---------- Input

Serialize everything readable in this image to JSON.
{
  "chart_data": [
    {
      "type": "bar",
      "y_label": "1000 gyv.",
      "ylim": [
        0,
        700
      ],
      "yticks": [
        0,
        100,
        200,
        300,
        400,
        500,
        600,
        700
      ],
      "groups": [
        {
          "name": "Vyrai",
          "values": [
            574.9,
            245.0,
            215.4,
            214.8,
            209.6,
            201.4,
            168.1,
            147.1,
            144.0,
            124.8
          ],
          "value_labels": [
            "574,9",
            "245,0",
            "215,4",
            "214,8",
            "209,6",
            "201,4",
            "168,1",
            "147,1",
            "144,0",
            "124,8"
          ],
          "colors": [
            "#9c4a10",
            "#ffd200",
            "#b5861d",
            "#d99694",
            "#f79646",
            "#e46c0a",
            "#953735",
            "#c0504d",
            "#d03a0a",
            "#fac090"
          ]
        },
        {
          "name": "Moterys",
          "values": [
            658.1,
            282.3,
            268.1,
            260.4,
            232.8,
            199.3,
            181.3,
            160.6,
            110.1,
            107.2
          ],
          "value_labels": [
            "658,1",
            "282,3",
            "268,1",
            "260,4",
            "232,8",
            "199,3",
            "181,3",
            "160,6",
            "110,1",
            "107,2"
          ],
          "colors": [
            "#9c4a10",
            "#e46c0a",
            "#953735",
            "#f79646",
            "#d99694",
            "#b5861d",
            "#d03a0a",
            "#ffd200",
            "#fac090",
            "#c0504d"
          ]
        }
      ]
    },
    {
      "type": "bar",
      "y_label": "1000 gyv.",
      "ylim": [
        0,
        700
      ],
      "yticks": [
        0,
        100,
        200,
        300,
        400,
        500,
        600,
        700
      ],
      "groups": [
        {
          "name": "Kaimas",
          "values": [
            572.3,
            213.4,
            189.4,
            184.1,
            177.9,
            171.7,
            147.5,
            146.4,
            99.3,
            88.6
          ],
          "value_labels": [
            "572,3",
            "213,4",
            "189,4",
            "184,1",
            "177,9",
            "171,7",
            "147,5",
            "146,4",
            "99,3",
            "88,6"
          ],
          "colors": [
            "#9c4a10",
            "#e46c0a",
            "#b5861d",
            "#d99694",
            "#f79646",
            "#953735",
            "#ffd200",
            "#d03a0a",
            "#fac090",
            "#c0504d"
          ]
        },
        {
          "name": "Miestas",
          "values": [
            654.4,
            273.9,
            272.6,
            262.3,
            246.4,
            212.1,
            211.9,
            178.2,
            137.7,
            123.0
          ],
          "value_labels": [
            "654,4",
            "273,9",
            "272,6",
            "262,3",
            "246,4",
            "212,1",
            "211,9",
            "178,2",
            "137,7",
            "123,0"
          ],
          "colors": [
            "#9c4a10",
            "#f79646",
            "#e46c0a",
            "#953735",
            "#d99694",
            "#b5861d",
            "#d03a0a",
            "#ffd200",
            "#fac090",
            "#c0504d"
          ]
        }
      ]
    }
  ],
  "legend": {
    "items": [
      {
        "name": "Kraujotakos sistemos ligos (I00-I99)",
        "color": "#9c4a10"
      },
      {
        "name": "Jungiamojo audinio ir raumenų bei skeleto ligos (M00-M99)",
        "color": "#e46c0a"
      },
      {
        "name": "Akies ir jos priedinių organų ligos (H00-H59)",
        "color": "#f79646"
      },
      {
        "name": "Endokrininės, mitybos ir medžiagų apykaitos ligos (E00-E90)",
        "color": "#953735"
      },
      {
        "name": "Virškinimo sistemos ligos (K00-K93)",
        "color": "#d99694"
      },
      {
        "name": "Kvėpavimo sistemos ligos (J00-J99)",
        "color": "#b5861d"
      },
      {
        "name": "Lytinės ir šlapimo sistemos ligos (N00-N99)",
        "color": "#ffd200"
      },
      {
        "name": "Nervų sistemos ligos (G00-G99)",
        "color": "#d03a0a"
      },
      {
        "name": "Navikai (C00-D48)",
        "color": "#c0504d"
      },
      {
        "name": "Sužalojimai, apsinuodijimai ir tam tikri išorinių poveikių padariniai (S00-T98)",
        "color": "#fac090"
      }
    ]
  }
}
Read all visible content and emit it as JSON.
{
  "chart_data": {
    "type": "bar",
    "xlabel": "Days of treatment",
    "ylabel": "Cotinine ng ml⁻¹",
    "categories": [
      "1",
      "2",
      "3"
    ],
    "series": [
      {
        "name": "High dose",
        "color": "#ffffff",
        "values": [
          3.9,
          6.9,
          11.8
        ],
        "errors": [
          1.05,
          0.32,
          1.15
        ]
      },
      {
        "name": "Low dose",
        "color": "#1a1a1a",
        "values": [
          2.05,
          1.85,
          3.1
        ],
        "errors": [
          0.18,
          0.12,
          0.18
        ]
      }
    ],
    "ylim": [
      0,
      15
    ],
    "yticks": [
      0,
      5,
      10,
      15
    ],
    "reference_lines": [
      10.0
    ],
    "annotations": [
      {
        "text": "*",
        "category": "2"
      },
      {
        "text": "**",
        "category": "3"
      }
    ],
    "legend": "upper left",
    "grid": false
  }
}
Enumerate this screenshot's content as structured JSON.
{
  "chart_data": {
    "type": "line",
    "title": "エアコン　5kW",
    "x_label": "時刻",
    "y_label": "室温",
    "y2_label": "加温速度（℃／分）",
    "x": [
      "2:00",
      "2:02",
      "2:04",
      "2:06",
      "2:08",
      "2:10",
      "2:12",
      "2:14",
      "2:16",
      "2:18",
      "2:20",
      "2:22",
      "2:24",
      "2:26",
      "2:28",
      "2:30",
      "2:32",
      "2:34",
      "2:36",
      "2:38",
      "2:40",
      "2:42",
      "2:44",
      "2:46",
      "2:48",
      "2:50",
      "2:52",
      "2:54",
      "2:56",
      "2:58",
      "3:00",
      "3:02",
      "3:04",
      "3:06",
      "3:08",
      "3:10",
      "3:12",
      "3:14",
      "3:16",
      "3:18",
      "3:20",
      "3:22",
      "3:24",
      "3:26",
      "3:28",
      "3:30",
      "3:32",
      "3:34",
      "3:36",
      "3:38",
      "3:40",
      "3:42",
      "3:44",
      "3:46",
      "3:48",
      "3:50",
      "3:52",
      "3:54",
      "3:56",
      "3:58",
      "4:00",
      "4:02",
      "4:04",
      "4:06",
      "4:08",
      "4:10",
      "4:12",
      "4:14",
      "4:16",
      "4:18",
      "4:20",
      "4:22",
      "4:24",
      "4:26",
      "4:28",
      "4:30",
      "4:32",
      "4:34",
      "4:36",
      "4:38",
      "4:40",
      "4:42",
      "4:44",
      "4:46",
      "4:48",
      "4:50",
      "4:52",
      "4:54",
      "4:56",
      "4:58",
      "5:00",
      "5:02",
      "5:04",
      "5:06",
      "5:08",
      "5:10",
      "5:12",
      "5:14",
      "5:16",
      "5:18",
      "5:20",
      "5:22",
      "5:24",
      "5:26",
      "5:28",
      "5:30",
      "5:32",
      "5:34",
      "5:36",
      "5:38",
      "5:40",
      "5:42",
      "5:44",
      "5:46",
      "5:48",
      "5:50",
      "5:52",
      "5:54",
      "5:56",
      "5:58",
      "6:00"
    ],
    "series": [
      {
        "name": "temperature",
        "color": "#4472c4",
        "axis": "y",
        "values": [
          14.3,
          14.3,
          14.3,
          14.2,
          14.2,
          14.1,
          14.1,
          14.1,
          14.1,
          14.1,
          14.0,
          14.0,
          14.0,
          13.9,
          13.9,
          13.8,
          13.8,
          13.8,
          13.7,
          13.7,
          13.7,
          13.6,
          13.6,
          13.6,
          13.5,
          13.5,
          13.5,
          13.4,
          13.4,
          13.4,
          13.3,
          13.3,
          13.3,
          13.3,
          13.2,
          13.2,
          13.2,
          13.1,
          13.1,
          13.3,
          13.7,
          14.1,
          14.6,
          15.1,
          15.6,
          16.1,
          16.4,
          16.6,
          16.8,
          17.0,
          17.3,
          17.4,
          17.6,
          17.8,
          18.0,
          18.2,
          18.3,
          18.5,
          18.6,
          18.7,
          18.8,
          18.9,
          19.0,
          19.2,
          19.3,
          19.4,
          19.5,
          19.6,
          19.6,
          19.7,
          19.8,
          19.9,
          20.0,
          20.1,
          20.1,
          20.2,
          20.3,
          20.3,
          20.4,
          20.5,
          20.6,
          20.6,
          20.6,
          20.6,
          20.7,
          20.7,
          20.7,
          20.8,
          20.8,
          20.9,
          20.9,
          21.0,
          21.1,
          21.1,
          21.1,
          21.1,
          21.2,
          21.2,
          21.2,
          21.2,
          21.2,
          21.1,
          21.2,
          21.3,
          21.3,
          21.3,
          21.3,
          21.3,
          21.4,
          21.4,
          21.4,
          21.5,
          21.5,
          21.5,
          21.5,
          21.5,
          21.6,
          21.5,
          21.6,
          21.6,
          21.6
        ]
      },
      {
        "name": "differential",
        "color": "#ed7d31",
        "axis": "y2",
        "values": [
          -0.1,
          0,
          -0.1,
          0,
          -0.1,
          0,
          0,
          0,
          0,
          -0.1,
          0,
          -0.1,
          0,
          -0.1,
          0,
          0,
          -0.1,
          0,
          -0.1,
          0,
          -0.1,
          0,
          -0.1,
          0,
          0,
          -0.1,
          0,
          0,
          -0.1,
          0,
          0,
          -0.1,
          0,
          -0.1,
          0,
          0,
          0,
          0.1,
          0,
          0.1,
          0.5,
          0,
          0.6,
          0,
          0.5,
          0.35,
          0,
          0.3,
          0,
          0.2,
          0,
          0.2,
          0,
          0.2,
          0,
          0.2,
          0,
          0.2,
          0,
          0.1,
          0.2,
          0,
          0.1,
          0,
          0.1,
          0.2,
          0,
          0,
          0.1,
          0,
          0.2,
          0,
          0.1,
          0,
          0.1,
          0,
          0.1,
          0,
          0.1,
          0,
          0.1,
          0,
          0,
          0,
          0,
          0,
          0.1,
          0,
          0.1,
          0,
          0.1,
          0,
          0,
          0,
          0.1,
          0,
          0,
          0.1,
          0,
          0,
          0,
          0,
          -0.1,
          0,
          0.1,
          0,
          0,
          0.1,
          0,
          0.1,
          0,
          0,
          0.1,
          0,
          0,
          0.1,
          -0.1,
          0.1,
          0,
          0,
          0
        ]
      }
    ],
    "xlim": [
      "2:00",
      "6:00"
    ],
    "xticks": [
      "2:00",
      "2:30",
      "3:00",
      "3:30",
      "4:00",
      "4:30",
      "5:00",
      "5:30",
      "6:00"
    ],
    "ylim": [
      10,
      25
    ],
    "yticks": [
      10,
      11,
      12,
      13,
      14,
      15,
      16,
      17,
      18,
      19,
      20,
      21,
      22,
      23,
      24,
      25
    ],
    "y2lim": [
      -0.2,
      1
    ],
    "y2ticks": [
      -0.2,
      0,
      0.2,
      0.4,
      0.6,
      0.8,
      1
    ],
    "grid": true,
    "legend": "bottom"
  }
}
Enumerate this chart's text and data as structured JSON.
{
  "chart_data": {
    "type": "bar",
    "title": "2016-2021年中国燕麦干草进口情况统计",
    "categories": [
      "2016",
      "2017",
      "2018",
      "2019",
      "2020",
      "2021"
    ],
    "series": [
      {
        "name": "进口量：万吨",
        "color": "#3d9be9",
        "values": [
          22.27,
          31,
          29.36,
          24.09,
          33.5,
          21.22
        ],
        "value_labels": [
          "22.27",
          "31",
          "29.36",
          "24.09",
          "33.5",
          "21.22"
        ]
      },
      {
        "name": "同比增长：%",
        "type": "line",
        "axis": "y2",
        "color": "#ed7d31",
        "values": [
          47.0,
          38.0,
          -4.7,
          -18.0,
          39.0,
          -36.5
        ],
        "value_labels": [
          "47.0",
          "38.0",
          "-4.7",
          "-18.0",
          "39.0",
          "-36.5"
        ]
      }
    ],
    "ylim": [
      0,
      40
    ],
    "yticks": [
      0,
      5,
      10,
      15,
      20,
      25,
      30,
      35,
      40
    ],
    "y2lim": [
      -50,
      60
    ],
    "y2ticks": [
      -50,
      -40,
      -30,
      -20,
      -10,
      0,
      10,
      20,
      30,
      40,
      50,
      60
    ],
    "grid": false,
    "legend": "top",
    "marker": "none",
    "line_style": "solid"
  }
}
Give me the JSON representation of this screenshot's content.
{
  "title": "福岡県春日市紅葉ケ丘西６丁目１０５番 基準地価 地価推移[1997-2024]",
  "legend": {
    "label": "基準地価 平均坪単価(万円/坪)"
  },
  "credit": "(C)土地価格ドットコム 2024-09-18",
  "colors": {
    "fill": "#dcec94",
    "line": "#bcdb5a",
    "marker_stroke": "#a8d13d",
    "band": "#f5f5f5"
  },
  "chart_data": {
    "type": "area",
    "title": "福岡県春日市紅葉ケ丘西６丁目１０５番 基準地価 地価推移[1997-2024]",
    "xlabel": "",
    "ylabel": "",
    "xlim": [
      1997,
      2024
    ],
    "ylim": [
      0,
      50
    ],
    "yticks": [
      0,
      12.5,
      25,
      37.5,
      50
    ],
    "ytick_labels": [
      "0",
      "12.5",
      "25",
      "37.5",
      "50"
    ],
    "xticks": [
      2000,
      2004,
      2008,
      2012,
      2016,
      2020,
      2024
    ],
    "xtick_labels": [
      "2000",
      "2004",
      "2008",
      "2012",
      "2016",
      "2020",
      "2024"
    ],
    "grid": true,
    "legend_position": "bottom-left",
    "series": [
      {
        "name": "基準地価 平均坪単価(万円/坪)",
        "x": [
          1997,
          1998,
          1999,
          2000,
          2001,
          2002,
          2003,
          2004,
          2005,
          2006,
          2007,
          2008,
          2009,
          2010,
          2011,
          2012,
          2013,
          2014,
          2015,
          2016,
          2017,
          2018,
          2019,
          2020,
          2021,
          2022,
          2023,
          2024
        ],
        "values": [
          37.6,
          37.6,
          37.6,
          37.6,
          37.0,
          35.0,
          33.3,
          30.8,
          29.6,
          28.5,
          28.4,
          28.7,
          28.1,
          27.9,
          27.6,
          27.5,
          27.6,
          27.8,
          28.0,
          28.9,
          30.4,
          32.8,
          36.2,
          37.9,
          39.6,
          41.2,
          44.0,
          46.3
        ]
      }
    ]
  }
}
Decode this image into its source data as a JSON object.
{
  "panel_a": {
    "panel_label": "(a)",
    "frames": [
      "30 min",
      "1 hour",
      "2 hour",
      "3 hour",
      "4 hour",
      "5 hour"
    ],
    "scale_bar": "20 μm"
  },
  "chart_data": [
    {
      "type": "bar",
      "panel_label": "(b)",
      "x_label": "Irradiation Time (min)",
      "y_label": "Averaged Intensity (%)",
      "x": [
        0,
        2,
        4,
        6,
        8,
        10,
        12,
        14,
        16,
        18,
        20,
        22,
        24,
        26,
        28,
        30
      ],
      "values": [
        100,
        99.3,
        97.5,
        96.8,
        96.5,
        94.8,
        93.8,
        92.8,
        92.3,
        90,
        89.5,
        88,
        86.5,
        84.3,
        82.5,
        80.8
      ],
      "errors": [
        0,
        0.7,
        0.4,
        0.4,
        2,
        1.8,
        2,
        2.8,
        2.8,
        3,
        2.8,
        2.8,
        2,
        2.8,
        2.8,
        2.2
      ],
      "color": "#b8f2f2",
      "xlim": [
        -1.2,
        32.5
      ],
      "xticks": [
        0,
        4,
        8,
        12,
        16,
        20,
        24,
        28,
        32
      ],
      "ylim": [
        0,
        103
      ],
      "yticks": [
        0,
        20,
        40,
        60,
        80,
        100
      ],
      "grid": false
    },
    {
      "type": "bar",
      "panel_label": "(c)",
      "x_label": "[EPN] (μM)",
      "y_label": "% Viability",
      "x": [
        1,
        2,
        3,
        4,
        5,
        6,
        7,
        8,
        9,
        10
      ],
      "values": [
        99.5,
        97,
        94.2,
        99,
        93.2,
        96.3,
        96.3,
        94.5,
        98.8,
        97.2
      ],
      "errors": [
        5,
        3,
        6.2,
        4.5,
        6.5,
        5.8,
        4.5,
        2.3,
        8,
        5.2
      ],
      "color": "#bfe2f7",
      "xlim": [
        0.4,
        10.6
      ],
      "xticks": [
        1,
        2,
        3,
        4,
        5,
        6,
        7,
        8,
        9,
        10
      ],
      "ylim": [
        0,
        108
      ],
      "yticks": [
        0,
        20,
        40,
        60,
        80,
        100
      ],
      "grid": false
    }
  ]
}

--------------------

Goal ▸ Go through the records and copy each line with "false" in it.

Answer for the task ▸
    "grid": false
    "grid": false,
      "grid": false
      "grid": false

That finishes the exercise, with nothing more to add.